##### Exercise inputs #####
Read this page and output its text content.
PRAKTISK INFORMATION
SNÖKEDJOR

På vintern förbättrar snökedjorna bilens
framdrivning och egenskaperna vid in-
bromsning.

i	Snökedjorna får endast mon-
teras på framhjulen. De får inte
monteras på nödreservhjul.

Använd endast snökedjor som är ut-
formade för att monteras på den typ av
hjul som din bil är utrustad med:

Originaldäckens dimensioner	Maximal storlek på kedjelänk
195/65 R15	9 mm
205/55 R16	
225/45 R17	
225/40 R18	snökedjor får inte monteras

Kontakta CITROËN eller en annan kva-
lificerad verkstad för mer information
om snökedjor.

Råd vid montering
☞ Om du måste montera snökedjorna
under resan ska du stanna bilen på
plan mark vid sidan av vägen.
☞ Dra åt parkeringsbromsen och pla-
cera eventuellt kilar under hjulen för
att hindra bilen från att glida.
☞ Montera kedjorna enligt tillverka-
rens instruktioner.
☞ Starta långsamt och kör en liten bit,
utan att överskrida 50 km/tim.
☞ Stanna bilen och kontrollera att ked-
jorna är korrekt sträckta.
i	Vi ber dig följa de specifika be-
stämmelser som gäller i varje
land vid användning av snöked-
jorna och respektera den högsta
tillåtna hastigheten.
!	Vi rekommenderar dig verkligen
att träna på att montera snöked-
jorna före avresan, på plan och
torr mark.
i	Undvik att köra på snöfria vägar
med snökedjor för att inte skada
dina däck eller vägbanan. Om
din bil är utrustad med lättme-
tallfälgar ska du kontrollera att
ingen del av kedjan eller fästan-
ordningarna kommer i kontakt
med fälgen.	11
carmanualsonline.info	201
#####
##### Exercise inputs #####
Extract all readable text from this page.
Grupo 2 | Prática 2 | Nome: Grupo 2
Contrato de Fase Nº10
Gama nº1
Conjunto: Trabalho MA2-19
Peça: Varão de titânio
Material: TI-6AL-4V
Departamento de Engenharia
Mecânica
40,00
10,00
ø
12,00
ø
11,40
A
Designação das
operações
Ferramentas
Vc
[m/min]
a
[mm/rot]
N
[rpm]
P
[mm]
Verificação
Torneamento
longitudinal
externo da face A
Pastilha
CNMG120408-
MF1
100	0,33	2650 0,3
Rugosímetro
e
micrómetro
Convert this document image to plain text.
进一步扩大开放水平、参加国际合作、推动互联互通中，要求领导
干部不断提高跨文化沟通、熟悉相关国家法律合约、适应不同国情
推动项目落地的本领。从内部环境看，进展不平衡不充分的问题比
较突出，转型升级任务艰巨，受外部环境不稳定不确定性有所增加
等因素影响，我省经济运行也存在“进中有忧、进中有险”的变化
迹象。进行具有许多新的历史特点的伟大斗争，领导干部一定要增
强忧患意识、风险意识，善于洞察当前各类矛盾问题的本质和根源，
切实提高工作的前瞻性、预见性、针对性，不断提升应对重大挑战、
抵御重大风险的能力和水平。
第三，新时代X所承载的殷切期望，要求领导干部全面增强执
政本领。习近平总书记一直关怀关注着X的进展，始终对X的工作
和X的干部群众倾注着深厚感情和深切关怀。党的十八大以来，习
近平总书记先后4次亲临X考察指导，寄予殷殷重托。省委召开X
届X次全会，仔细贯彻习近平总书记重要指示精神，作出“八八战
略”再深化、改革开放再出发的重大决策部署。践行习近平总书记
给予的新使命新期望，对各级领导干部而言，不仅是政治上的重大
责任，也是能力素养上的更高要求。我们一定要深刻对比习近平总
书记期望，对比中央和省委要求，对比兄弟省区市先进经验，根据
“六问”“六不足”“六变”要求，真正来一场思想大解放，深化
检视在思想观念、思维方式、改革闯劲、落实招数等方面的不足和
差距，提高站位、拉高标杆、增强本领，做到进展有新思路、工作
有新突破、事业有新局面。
#####
= Task statement =
Lines that include the word "eller" are to be extracted from the data above.

= Reply to the task =
Kontakta CITROËN eller en annan kva-
dina däck eller vägbanan. Om
ingen del av kedjan eller fästan-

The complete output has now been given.